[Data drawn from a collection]
================
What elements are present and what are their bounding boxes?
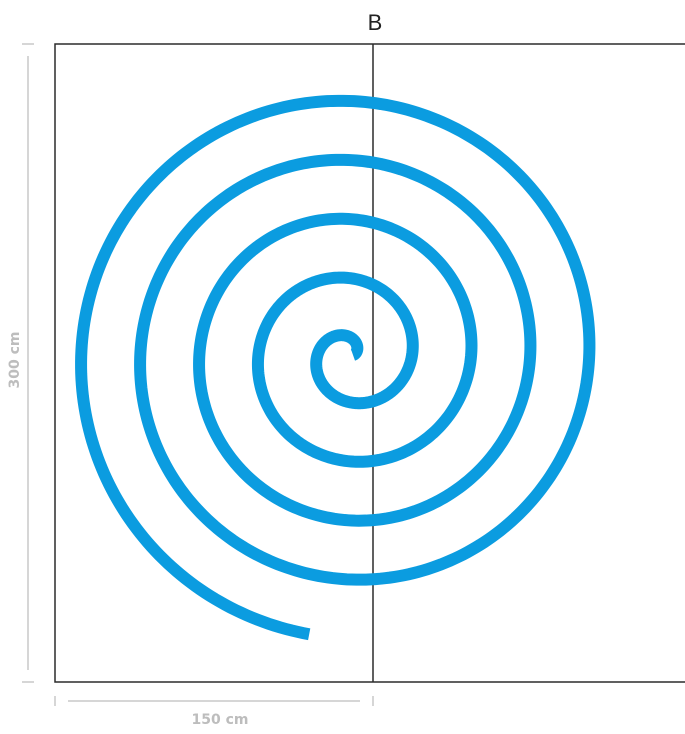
height-dimension-label: 300 cm [7,331,23,389]
spiral-pattern [75,94,596,641]
panel-label: B [367,10,383,35]
dimension-guides [22,43,374,706]
wall-outline [54,43,685,683]
width-dimension-label: 150 cm [191,712,249,728]
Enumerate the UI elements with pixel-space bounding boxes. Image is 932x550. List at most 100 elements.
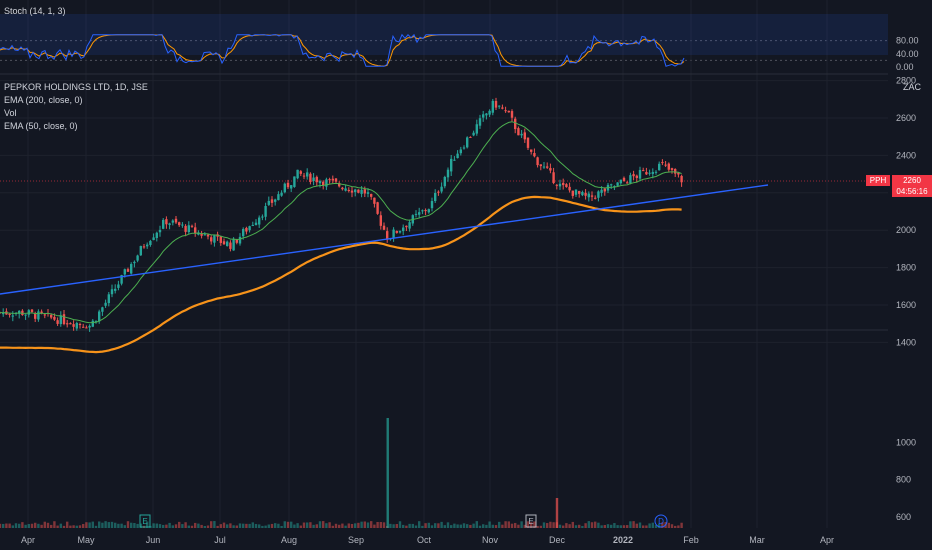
volume-bar (136, 523, 139, 528)
volume-bar (594, 521, 597, 528)
volume-bar (405, 525, 408, 528)
volume-bar (427, 522, 430, 528)
price-tag-countdown: 04:56:16 (892, 186, 932, 197)
volume-bar (558, 524, 562, 528)
candle-body (440, 186, 443, 192)
candle-body (408, 222, 411, 229)
volume-bar (229, 523, 232, 528)
candle-body (424, 210, 427, 212)
candle-body (123, 269, 126, 275)
candle-body (366, 192, 370, 194)
volume-bar (126, 521, 130, 528)
candle-body (30, 309, 34, 312)
volume-bar (5, 523, 8, 528)
volume-bar (446, 522, 450, 528)
candle-body (219, 236, 222, 243)
volume-bar (600, 525, 603, 528)
volume-bar (651, 522, 654, 528)
candle-body (72, 324, 75, 327)
volume-bar (165, 524, 168, 528)
volume-bar (104, 521, 107, 528)
time-tick-label: 2022 (613, 535, 633, 545)
volume-bar (328, 522, 331, 528)
price-axis: 140016001800200022002400260028000.0040.0… (896, 36, 919, 522)
volume-bar (248, 523, 251, 528)
volume-bar (181, 524, 184, 528)
candle-body (85, 327, 88, 329)
volume-spike (555, 498, 559, 528)
currency-unit[interactable]: ZAC (903, 82, 921, 92)
volume-bar (155, 523, 158, 528)
volume-bar (613, 523, 616, 528)
volume-bar (597, 522, 600, 528)
volume-bar (552, 522, 555, 528)
candle-body (338, 182, 341, 187)
candle-body (114, 288, 117, 291)
volume-bar (370, 521, 373, 528)
volume-bar (366, 522, 370, 528)
volume-bar (622, 525, 626, 528)
candle-body (626, 182, 629, 184)
indicator-ema200[interactable]: EMA (200, close, 0) (4, 95, 83, 105)
volume-bar (571, 521, 574, 528)
candle-body (59, 315, 62, 325)
indicator-vol[interactable]: Vol (4, 108, 17, 118)
candle-body (475, 124, 478, 134)
volume-bar (27, 523, 30, 528)
price-tick-label: 2800 (896, 76, 916, 86)
time-tick-label: Dec (549, 535, 566, 545)
candle-body (62, 314, 66, 325)
volume-bar (350, 523, 354, 528)
candle-body (126, 269, 130, 272)
candle-body (379, 215, 382, 226)
candle-body (664, 164, 667, 166)
candle-body (648, 172, 651, 174)
candle-body (562, 182, 565, 186)
candle-body (344, 188, 347, 191)
dividend-icon (654, 514, 668, 528)
candle-body (296, 169, 299, 179)
candle-body (40, 311, 43, 314)
volume-bar (549, 521, 552, 528)
volume-tick-label: 600 (896, 512, 911, 522)
stoch-tick-label: 40.00 (896, 49, 919, 59)
volume-bar (98, 521, 101, 528)
volume-bar (203, 525, 206, 528)
candle-body (142, 246, 146, 248)
candle-body (328, 179, 331, 181)
candle-body (226, 241, 229, 247)
volume-bar (171, 525, 174, 528)
volume-bar (59, 523, 62, 528)
volume-bar (242, 523, 245, 528)
volume-bar (30, 523, 34, 528)
volume-bar (411, 523, 414, 528)
earnings-icon (525, 514, 537, 528)
symbol-title[interactable]: PEPKOR HOLDINGS LTD, 1D, JSE (4, 82, 148, 92)
candle-body (78, 324, 82, 326)
candle-body (546, 166, 549, 168)
volume-bar (11, 525, 14, 528)
candle-body (155, 232, 158, 239)
volume-bar (69, 525, 72, 528)
volume-bar (587, 521, 590, 528)
trendline[interactable] (0, 184, 769, 295)
volume-bar (421, 525, 424, 528)
candle-body (34, 313, 37, 319)
candle-body (456, 153, 459, 159)
volume-bar (286, 521, 290, 528)
volume-bar (526, 521, 530, 528)
volume-bar (14, 523, 18, 528)
price-tick-label: 1600 (896, 300, 916, 310)
volume-bar (184, 522, 187, 528)
volume-bar (318, 521, 322, 528)
candle-body (414, 213, 418, 215)
candle-body (190, 225, 194, 227)
volume-bar (0, 523, 2, 528)
indicator-ema50[interactable]: EMA (50, close, 0) (4, 121, 78, 131)
time-tick-label: Nov (482, 535, 499, 545)
volume-bar (402, 524, 405, 528)
volume-bar (485, 524, 488, 528)
candle-body (347, 189, 350, 191)
event-marker: D (654, 514, 668, 528)
candle-body (168, 223, 171, 225)
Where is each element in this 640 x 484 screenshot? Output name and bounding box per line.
================
* **What is required**:
Copy out every line of the records above word for word, omitting the pictures.

* **The solution**:
What elements are present and what are their bounding boxes?
height-dimension-label: 300 cm [7,331,23,389]
spiral-pattern [75,94,596,641]
panel-label: B [367,10,383,35]
dimension-guides [22,43,374,706]
wall-outline [54,43,685,683]
width-dimension-label: 150 cm [191,712,249,728]
Enumerate the UI elements with pixel-space bounding boxes. Image is 932x550. List at most 100 elements.
volume-bar (136, 523, 139, 528)
volume-bar (594, 521, 597, 528)
volume-bar (405, 525, 408, 528)
volume-bar (427, 522, 430, 528)
price-tag-countdown: 04:56:16 (892, 186, 932, 197)
volume-bar (558, 524, 562, 528)
candle-body (440, 186, 443, 192)
candle-body (408, 222, 411, 229)
volume-bar (229, 523, 232, 528)
candle-body (424, 210, 427, 212)
candle-body (123, 269, 126, 275)
candle-body (366, 192, 370, 194)
volume-bar (126, 521, 130, 528)
candle-body (30, 309, 34, 312)
volume-bar (5, 523, 8, 528)
volume-bar (446, 522, 450, 528)
candle-body (219, 236, 222, 243)
volume-bar (600, 525, 603, 528)
volume-bar (651, 522, 654, 528)
candle-body (72, 324, 75, 327)
volume-bar (165, 524, 168, 528)
volume-bar (104, 521, 107, 528)
time-tick-label: 2022 (613, 535, 633, 545)
volume-bar (328, 522, 331, 528)
price-axis: 140016001800200022002400260028000.0040.0… (896, 36, 919, 522)
volume-bar (248, 523, 251, 528)
volume-bar (181, 524, 184, 528)
candle-body (85, 327, 88, 329)
volume-spike (555, 498, 559, 528)
currency-unit[interactable]: ZAC (903, 82, 921, 92)
volume-bar (155, 523, 158, 528)
volume-bar (613, 523, 616, 528)
volume-bar (597, 522, 600, 528)
volume-bar (552, 522, 555, 528)
candle-body (338, 182, 341, 187)
candle-body (114, 288, 117, 291)
volume-bar (370, 521, 373, 528)
volume-bar (366, 522, 370, 528)
volume-bar (622, 525, 626, 528)
candle-body (626, 182, 629, 184)
indicator-ema200[interactable]: EMA (200, close, 0) (4, 95, 83, 105)
volume-bar (571, 521, 574, 528)
candle-body (59, 315, 62, 325)
indicator-vol[interactable]: Vol (4, 108, 17, 118)
candle-body (475, 124, 478, 134)
volume-bar (27, 523, 30, 528)
price-tick-label: 2800 (896, 76, 916, 86)
time-tick-label: Dec (549, 535, 566, 545)
candle-body (62, 314, 66, 325)
volume-bar (350, 523, 354, 528)
candle-body (126, 269, 130, 272)
candle-body (379, 215, 382, 226)
candle-body (664, 164, 667, 166)
candle-body (648, 172, 651, 174)
candle-body (562, 182, 565, 186)
candle-body (344, 188, 347, 191)
dividend-icon (654, 514, 668, 528)
candle-body (296, 169, 299, 179)
candle-body (40, 311, 43, 314)
volume-bar (549, 521, 552, 528)
volume-tick-label: 600 (896, 512, 911, 522)
stoch-tick-label: 40.00 (896, 49, 919, 59)
volume-bar (98, 521, 101, 528)
volume-bar (203, 525, 206, 528)
candle-body (142, 246, 146, 248)
candle-body (328, 179, 331, 181)
candle-body (226, 241, 229, 247)
volume-bar (171, 525, 174, 528)
volume-bar (59, 523, 62, 528)
volume-bar (242, 523, 245, 528)
volume-bar (30, 523, 34, 528)
volume-bar (411, 523, 414, 528)
earnings-icon (525, 514, 537, 528)
symbol-title[interactable]: PEPKOR HOLDINGS LTD, 1D, JSE (4, 82, 148, 92)
candle-body (78, 324, 82, 326)
candle-body (546, 166, 549, 168)
volume-bar (11, 525, 14, 528)
candle-body (155, 232, 158, 239)
volume-bar (69, 525, 72, 528)
volume-bar (587, 521, 590, 528)
trendline[interactable] (0, 184, 769, 295)
volume-bar (421, 525, 424, 528)
candle-body (34, 313, 37, 319)
candle-body (456, 153, 459, 159)
volume-bar (286, 521, 290, 528)
volume-bar (526, 521, 530, 528)
volume-bar (14, 523, 18, 528)
price-tick-label: 1600 (896, 300, 916, 310)
volume-bar (184, 522, 187, 528)
volume-bar (318, 521, 322, 528)
candle-body (414, 213, 418, 215)
candle-body (190, 225, 194, 227)
volume-bar (0, 523, 2, 528)
indicator-ema50[interactable]: EMA (50, close, 0) (4, 121, 78, 131)
time-tick-label: Nov (482, 535, 499, 545)
volume-bar (402, 524, 405, 528)
volume-bar (485, 524, 488, 528)
candle-body (347, 189, 350, 191)
event-marker: D (654, 514, 668, 528)
candle-body (168, 223, 171, 225)
Where is each element in this 640 x 484 screenshot? Output name and bounding box per line.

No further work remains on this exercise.